### Task objective
Quote every entry word for word.
--- START OF The data ---
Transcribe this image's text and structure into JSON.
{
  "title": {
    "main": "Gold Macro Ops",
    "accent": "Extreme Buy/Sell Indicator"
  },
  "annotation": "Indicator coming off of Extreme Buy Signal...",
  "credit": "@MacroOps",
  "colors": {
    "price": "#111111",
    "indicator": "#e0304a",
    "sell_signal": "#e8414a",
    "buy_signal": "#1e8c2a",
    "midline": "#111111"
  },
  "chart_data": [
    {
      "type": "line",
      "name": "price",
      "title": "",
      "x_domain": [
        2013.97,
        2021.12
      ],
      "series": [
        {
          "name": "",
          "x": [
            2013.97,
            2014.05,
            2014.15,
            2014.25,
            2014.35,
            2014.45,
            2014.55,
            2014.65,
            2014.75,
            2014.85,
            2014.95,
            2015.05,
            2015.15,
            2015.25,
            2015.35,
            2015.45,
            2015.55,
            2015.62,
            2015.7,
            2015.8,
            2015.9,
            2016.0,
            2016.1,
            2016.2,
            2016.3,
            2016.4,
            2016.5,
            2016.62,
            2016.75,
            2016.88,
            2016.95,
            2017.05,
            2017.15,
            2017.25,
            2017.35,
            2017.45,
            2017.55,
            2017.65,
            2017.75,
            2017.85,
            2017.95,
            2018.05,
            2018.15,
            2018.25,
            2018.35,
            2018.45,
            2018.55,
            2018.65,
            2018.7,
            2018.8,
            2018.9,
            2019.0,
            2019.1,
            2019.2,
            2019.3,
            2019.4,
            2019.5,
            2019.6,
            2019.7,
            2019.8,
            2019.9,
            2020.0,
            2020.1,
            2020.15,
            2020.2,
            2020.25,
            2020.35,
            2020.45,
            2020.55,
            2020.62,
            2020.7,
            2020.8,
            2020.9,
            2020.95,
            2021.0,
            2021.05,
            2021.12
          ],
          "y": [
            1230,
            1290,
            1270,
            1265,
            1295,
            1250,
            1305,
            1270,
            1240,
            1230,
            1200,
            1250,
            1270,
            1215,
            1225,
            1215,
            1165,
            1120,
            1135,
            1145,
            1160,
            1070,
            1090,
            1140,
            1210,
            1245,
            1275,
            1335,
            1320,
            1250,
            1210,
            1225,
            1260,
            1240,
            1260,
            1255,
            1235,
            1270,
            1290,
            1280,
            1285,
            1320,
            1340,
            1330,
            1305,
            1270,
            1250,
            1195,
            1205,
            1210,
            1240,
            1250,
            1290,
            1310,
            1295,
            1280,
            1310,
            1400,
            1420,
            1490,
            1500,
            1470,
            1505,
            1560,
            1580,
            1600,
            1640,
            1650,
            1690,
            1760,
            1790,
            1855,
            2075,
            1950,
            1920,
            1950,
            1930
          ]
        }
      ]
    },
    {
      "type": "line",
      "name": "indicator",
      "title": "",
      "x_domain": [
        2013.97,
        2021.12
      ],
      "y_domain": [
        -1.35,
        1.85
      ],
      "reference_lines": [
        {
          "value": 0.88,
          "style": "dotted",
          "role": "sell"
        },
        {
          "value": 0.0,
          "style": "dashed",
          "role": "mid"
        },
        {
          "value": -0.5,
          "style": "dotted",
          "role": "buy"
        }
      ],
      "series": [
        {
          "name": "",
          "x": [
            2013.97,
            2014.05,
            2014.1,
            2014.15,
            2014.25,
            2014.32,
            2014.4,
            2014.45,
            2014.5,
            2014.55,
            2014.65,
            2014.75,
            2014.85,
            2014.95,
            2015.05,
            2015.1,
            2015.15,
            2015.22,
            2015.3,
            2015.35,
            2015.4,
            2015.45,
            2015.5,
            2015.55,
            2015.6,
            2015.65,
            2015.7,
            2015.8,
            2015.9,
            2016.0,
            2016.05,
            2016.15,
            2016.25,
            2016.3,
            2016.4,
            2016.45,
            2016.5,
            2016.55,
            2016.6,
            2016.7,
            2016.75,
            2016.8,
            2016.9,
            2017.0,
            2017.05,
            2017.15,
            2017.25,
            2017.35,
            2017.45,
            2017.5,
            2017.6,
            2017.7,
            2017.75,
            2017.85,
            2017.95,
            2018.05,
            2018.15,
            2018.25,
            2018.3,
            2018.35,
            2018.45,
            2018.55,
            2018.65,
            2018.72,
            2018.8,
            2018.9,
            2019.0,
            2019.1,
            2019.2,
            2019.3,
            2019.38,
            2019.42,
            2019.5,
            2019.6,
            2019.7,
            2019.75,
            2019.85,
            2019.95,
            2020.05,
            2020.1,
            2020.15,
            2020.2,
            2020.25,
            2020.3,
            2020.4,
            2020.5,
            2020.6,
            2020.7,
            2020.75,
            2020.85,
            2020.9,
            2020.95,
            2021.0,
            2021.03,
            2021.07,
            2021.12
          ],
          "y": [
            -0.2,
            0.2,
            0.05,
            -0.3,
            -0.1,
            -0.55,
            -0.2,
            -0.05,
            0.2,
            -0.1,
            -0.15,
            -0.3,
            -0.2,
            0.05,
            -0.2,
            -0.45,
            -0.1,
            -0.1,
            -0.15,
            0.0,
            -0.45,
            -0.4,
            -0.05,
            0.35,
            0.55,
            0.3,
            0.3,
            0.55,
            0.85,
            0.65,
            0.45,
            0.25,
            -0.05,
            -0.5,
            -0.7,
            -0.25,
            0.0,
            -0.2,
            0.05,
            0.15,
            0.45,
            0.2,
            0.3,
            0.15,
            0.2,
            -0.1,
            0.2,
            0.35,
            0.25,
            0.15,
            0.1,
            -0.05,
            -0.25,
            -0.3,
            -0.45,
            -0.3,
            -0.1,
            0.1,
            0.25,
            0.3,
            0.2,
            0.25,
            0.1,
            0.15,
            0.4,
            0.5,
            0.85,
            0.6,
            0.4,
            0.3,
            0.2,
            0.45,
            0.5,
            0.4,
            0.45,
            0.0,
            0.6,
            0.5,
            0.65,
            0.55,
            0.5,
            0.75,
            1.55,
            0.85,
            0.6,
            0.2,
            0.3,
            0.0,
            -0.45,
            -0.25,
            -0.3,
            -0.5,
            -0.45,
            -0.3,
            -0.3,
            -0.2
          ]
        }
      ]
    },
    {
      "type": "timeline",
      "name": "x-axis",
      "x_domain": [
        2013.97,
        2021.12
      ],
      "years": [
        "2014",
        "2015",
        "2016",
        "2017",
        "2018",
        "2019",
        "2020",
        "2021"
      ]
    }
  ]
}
--- END OF The data ---
### Answer in full
Transcribe this image's text and structure into JSON.
{
  "title": {
    "main": "Gold Macro Ops",
    "accent": "Extreme Buy/Sell Indicator"
  },
  "annotation": "Indicator coming off of Extreme Buy Signal...",
  "credit": "@MacroOps",
  "colors": {
    "price": "#111111",
    "indicator": "#e0304a",
    "sell_signal": "#e8414a",
    "buy_signal": "#1e8c2a",
    "midline": "#111111"
  },
  "chart_data": [
    {
      "type": "line",
      "name": "price",
      "title": "",
      "x_domain": [
        2013.97,
        2021.12
      ],
      "series": [
        {
          "name": "",
          "x": [
            2013.97,
            2014.05,
            2014.15,
            2014.25,
            2014.35,
            2014.45,
            2014.55,
            2014.65,
            2014.75,
            2014.85,
            2014.95,
            2015.05,
            2015.15,
            2015.25,
            2015.35,
            2015.45,
            2015.55,
            2015.62,
            2015.7,
            2015.8,
            2015.9,
            2016.0,
            2016.1,
            2016.2,
            2016.3,
            2016.4,
            2016.5,
            2016.62,
            2016.75,
            2016.88,
            2016.95,
            2017.05,
            2017.15,
            2017.25,
            2017.35,
            2017.45,
            2017.55,
            2017.65,
            2017.75,
            2017.85,
            2017.95,
            2018.05,
            2018.15,
            2018.25,
            2018.35,
            2018.45,
            2018.55,
            2018.65,
            2018.7,
            2018.8,
            2018.9,
            2019.0,
            2019.1,
            2019.2,
            2019.3,
            2019.4,
            2019.5,
            2019.6,
            2019.7,
            2019.8,
            2019.9,
            2020.0,
            2020.1,
            2020.15,
            2020.2,
            2020.25,
            2020.35,
            2020.45,
            2020.55,
            2020.62,
            2020.7,
            2020.8,
            2020.9,
            2020.95,
            2021.0,
            2021.05,
            2021.12
          ],
          "y": [
            1230,
            1290,
            1270,
            1265,
            1295,
            1250,
            1305,
            1270,
            1240,
            1230,
            1200,
            1250,
            1270,
            1215,
            1225,
            1215,
            1165,
            1120,
            1135,
            1145,
            1160,
            1070,
            1090,
            1140,
            1210,
            1245,
            1275,
            1335,
            1320,
            1250,
            1210,
            1225,
            1260,
            1240,
            1260,
            1255,
            1235,
            1270,
            1290,
            1280,
            1285,
            1320,
            1340,
            1330,
            1305,
            1270,
            1250,
            1195,
            1205,
            1210,
            1240,
            1250,
            1290,
            1310,
            1295,
            1280,
            1310,
            1400,
            1420,
            1490,
            1500,
            1470,
            1505,
            1560,
            1580,
            1600,
            1640,
            1650,
            1690,
            1760,
            1790,
            1855,
            2075,
            1950,
            1920,
            1950,
            1930
          ]
        }
      ]
    },
    {
      "type": "line",
      "name": "indicator",
      "title": "",
      "x_domain": [
        2013.97,
        2021.12
      ],
      "y_domain": [
        -1.35,
        1.85
      ],
      "reference_lines": [
        {
          "value": 0.88,
          "style": "dotted",
          "role": "sell"
        },
        {
          "value": 0.0,
          "style": "dashed",
          "role": "mid"
        },
        {
          "value": -0.5,
          "style": "dotted",
          "role": "buy"
        }
      ],
      "series": [
        {
          "name": "",
          "x": [
            2013.97,
            2014.05,
            2014.1,
            2014.15,
            2014.25,
            2014.32,
            2014.4,
            2014.45,
            2014.5,
            2014.55,
            2014.65,
            2014.75,
            2014.85,
            2014.95,
            2015.05,
            2015.1,
            2015.15,
            2015.22,
            2015.3,
            2015.35,
            2015.4,
            2015.45,
            2015.5,
            2015.55,
            2015.6,
            2015.65,
            2015.7,
            2015.8,
            2015.9,
            2016.0,
            2016.05,
            2016.15,
            2016.25,
            2016.3,
            2016.4,
            2016.45,
            2016.5,
            2016.55,
            2016.6,
            2016.7,
            2016.75,
            2016.8,
            2016.9,
            2017.0,
            2017.05,
            2017.15,
            2017.25,
            2017.35,
            2017.45,
            2017.5,
            2017.6,
            2017.7,
            2017.75,
            2017.85,
            2017.95,
            2018.05,
            2018.15,
            2018.25,
            2018.3,
            2018.35,
            2018.45,
            2018.55,
            2018.65,
            2018.72,
            2018.8,
            2018.9,
            2019.0,
            2019.1,
            2019.2,
            2019.3,
            2019.38,
            2019.42,
            2019.5,
            2019.6,
            2019.7,
            2019.75,
            2019.85,
            2019.95,
            2020.05,
            2020.1,
            2020.15,
            2020.2,
            2020.25,
            2020.3,
            2020.4,
            2020.5,
            2020.6,
            2020.7,
            2020.75,
            2020.85,
            2020.9,
            2020.95,
            2021.0,
            2021.03,
            2021.07,
            2021.12
          ],
          "y": [
            -0.2,
            0.2,
            0.05,
            -0.3,
            -0.1,
            -0.55,
            -0.2,
            -0.05,
            0.2,
            -0.1,
            -0.15,
            -0.3,
            -0.2,
            0.05,
            -0.2,
            -0.45,
            -0.1,
            -0.1,
            -0.15,
            0.0,
            -0.45,
            -0.4,
            -0.05,
            0.35,
            0.55,
            0.3,
            0.3,
            0.55,
            0.85,
            0.65,
            0.45,
            0.25,
            -0.05,
            -0.5,
            -0.7,
            -0.25,
            0.0,
            -0.2,
            0.05,
            0.15,
            0.45,
            0.2,
            0.3,
            0.15,
            0.2,
            -0.1,
            0.2,
            0.35,
            0.25,
            0.15,
            0.1,
            -0.05,
            -0.25,
            -0.3,
            -0.45,
            -0.3,
            -0.1,
            0.1,
            0.25,
            0.3,
            0.2,
            0.25,
            0.1,
            0.15,
            0.4,
            0.5,
            0.85,
            0.6,
            0.4,
            0.3,
            0.2,
            0.45,
            0.5,
            0.4,
            0.45,
            0.0,
            0.6,
            0.5,
            0.65,
            0.55,
            0.5,
            0.75,
            1.55,
            0.85,
            0.6,
            0.2,
            0.3,
            0.0,
            -0.45,
            -0.25,
            -0.3,
            -0.5,
            -0.45,
            -0.3,
            -0.3,
            -0.2
          ]
        }
      ]
    },
    {
      "type": "timeline",
      "name": "x-axis",
      "x_domain": [
        2013.97,
        2021.12
      ],
      "years": [
        "2014",
        "2015",
        "2016",
        "2017",
        "2018",
        "2019",
        "2020",
        "2021"
      ]
    }
  ]
}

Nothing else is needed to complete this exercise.